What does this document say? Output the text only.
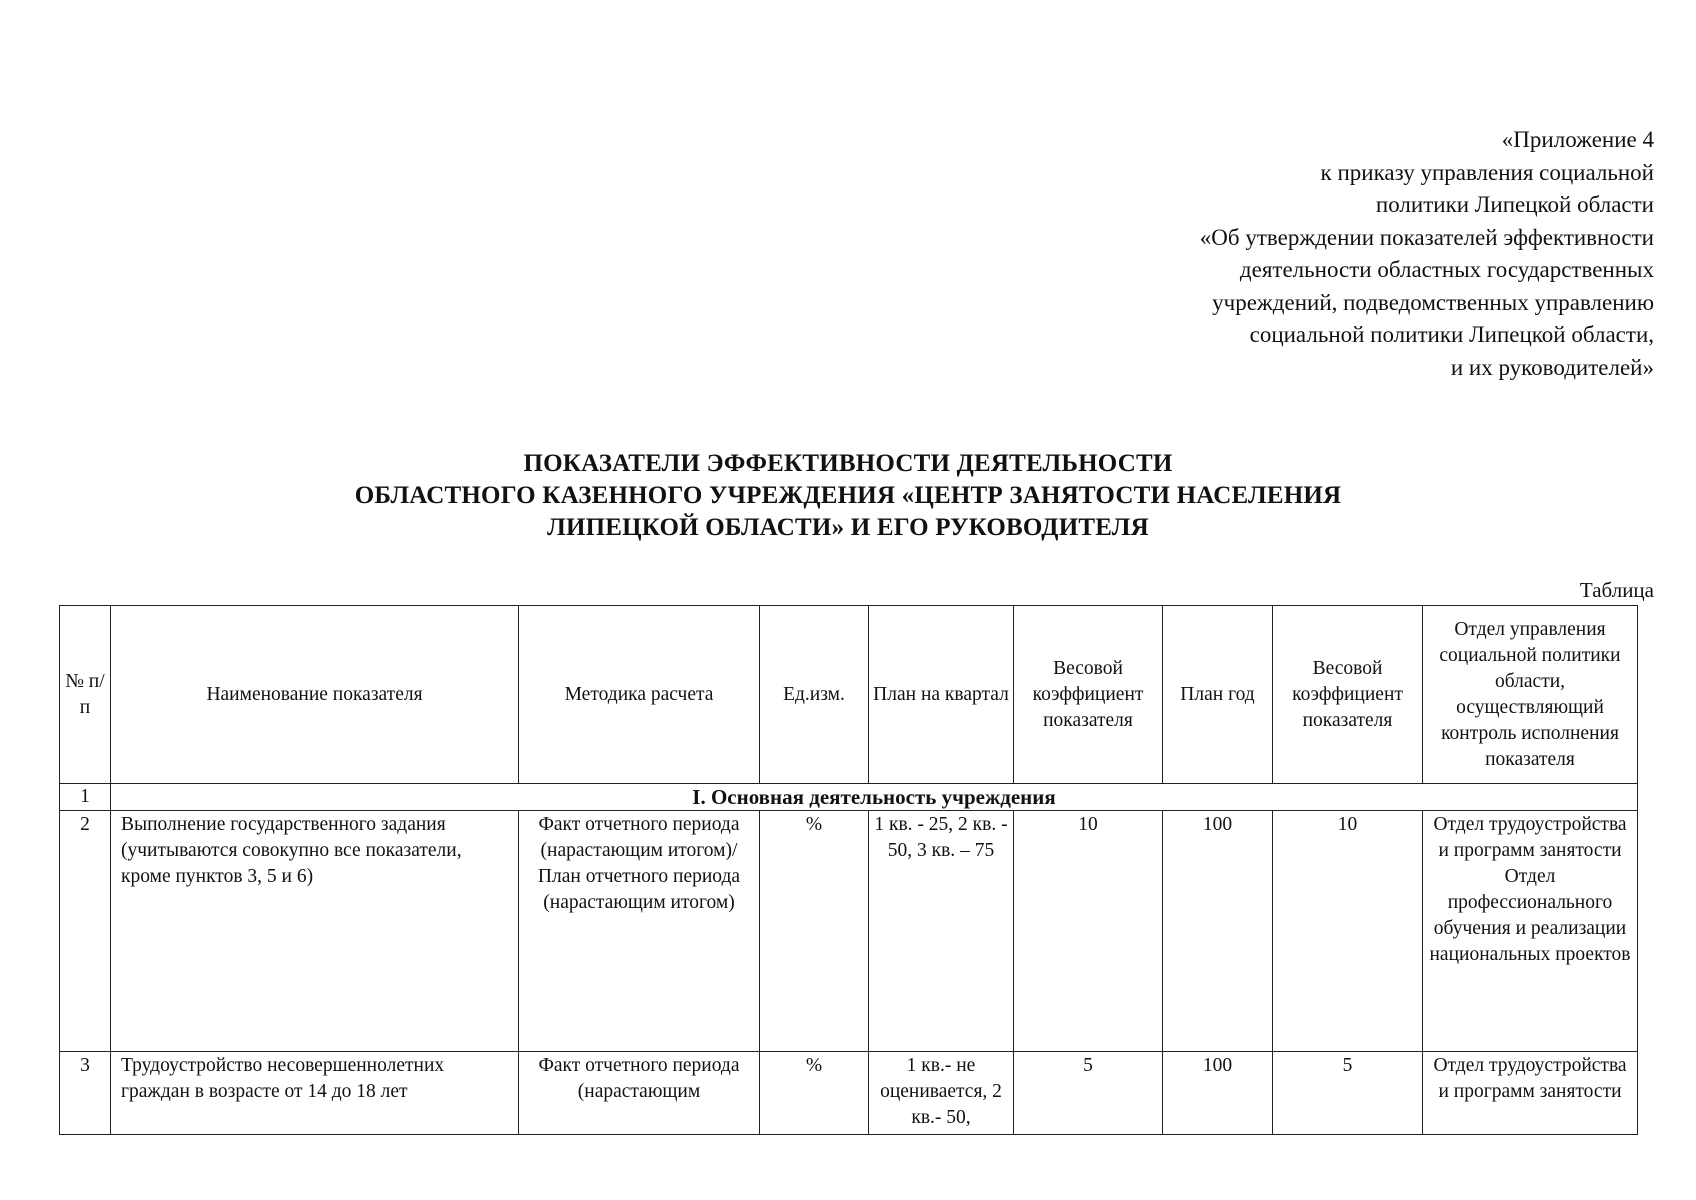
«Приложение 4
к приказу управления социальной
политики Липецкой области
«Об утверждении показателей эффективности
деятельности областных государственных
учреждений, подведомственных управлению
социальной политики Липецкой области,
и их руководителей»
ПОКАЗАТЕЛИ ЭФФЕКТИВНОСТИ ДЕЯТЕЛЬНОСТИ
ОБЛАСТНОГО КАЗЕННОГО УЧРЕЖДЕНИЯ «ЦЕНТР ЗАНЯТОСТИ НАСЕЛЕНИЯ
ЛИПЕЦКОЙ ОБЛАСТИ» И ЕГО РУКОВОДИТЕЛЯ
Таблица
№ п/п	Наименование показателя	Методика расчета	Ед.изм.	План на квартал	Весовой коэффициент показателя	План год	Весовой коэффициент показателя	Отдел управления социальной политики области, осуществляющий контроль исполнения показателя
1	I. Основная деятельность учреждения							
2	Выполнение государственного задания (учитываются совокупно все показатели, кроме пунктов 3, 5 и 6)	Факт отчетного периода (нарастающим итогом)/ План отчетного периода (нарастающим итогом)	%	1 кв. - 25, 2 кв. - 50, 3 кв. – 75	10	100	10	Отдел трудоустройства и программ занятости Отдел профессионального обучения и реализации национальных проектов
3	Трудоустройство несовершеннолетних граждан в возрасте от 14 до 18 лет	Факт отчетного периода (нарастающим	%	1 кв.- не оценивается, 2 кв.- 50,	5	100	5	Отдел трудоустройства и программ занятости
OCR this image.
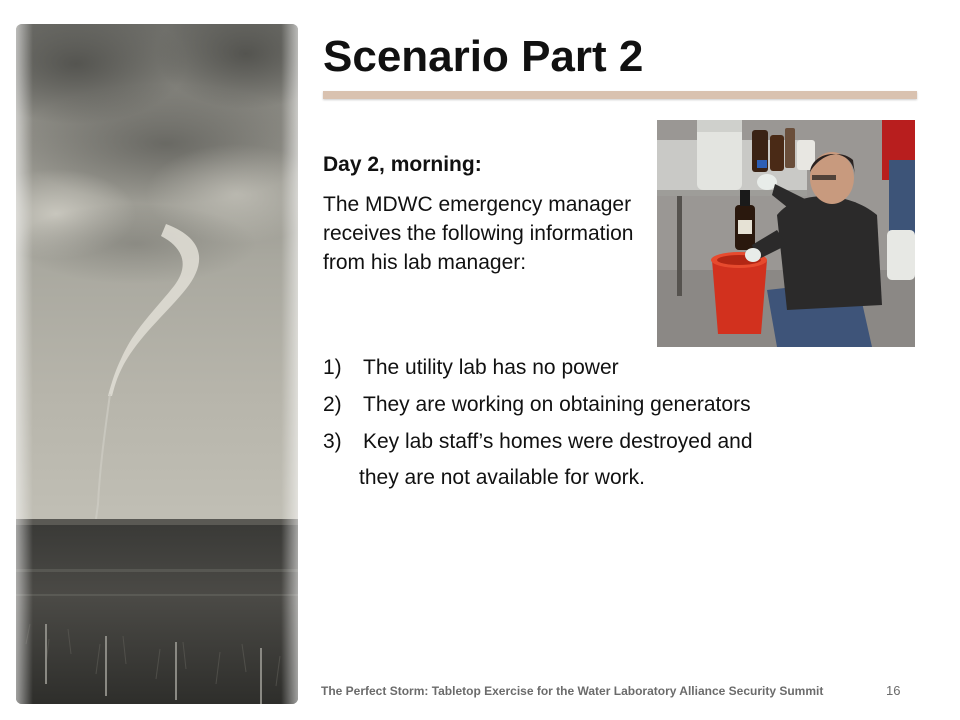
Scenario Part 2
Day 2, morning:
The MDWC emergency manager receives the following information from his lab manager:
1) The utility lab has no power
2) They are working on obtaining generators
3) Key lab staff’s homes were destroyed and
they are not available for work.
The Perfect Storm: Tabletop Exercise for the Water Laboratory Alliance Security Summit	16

# # #

**Problem to work on**
Pick out each line that holds the string "отчетного".

**The output**
2	Выполнение государственного задания (учитываются совокупно все показатели, кроме пунктов 3, 5 и 6)	Факт отчетного периода (нарастающим итогом)/ План отчетного периода (нарастающим итогом)	%	1 кв. - 25, 2 кв. - 50, 3 кв. – 75	10	100	10	Отдел трудоустройства и программ занятости Отдел профессионального обучения и реализации национальных проектов
3	Трудоустройство несовершеннолетних граждан в возрасте от 14 до 18 лет	Факт отчетного периода (нарастающим	%	1 кв.- не оценивается, 2 кв.- 50,	5	100	5	Отдел трудоустройства и программ занятости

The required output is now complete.